Collection entries:
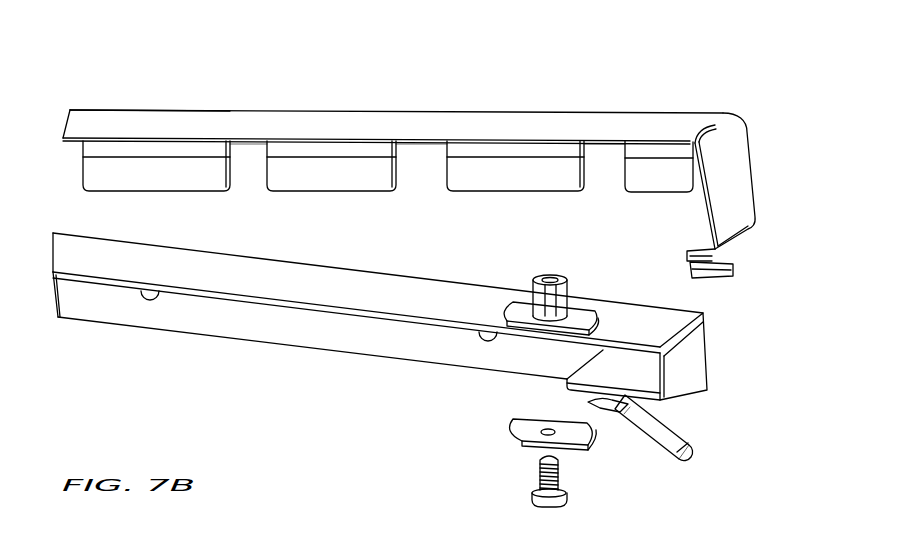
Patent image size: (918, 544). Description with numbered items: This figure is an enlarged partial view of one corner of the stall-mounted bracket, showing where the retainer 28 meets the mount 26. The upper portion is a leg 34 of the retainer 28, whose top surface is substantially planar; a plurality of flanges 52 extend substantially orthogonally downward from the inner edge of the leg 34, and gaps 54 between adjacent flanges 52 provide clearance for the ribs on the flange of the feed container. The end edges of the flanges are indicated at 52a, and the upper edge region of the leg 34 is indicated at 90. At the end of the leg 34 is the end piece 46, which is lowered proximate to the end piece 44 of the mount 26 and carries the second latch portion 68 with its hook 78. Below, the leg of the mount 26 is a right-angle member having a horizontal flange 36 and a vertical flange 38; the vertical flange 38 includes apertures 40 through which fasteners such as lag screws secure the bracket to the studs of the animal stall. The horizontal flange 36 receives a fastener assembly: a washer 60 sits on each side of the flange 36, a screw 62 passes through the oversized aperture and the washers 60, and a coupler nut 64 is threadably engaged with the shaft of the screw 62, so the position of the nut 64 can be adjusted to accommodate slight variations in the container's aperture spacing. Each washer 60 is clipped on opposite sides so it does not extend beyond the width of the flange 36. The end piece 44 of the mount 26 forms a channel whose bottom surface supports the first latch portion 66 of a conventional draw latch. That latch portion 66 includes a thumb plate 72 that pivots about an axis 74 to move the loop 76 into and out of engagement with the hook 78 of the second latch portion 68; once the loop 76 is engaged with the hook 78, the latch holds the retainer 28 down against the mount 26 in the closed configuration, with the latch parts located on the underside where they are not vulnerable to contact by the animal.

The mount 26 is at (310, 278).
The retainer 28 is at (486, 104).
The leg 34 is at (355, 115).
The horizontal flange 36 is at (353, 297).
The vertical flange 38 is at (333, 342).
The apertures 40 is at (148, 300).
The end piece 44 is at (710, 344).
The end piece 46 is at (738, 187).
The flanges 52 is at (138, 172).
The tab fold portions 52a is at (188, 192).
The gaps 54 is at (252, 168).
The washer 60 is at (583, 315).
The screw 62 is at (558, 470).
The coupler nut 64 is at (557, 292).
The first latch portion 66 is at (630, 422).
The second latch portion 68 is at (722, 276).
The thumb plate 72 is at (597, 400).
The axis 74 is at (657, 403).
The loop 76 is at (682, 452).
The hook 78 is at (736, 265).
The clip top edge 90 is at (182, 122).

TASK STATEMENT: Rewrite every line of the entries above as a numbered list, omitting blank lines and the pictures.

REPLY TO THE TASK:
1. Patent image size: (918, 544). Description with numbered items: This figure is an enlarged partial view of one corner of the stall-mounted bracket, showing where the retainer 28 meets the mount 26. The upper portion is a leg 34 of the retainer 28, whose top surface is substantially planar; a plurality of flanges 52 extend substantially orthogonally downward from the inner edge of the leg 34, and gaps 54 between adjacent flanges 52 provide clearance for the ribs on the flange of the feed container. The end edges of the flanges are indicated at 52a, and the upper edge region of the leg 34 is indicated at 90. At the end of the leg 34 is the end piece 46, which is lowered proximate to the end piece 44 of the mount 26 and carries the second latch portion 68 with its hook 78. Below, the leg of the mount 26 is a right-angle member having a horizontal flange 36 and a vertical flange 38; the vertical flange 38 includes apertures 40 through which fasteners such as lag screws secure the bracket to the studs of the animal stall. The horizontal flange 36 receives a fastener assembly: a washer 60 sits on each side of the flange 36, a screw 62 passes through the oversized aperture and the washers 60, and a coupler nut 64 is threadably engaged with the shaft of the screw 62, so the position of the nut 64 can be adjusted to accommodate slight variations in the container's aperture spacing. Each washer 60 is clipped on opposite sides so it does not extend beyond the width of the flange 36. The end piece 44 of the mount 26 forms a channel whose bottom surface supports the first latch portion 66 of a conventional draw latch. That latch portion 66 includes a thumb plate 72 that pivots about an axis 74 to move the loop 76 into and out of engagement with the hook 78 of the second latch portion 68; once the loop 76 is engaged with the hook 78, the latch holds the retainer 28 down against the mount 26 in the closed configuration, with the latch parts located on the underside where they are not vulnerable to contact by the animal.
2. The mount 26 is at (310, 278).
3. The retainer 28 is at (486, 104).
4. The leg 34 is at (355, 115).
5. The horizontal flange 36 is at (353, 297).
6. The vertical flange 38 is at (333, 342).
7. The apertures 40 is at (148, 300).
8. The end piece 44 is at (710, 344).
9. The end piece 46 is at (738, 187).
10. The flanges 52 is at (138, 172).
11. The tab fold portions 52a is at (188, 192).
12. The gaps 54 is at (252, 168).
13. The washer 60 is at (583, 315).
14. The screw 62 is at (558, 470).
15. The coupler nut 64 is at (557, 292).
16. The first latch portion 66 is at (630, 422).
17. The second latch portion 68 is at (722, 276).
18. The thumb plate 72 is at (597, 400).
19. The axis 74 is at (657, 403).
20. The loop 76 is at (682, 452).
21. The hook 78 is at (736, 265).
22. The clip top edge 90 is at (182, 122).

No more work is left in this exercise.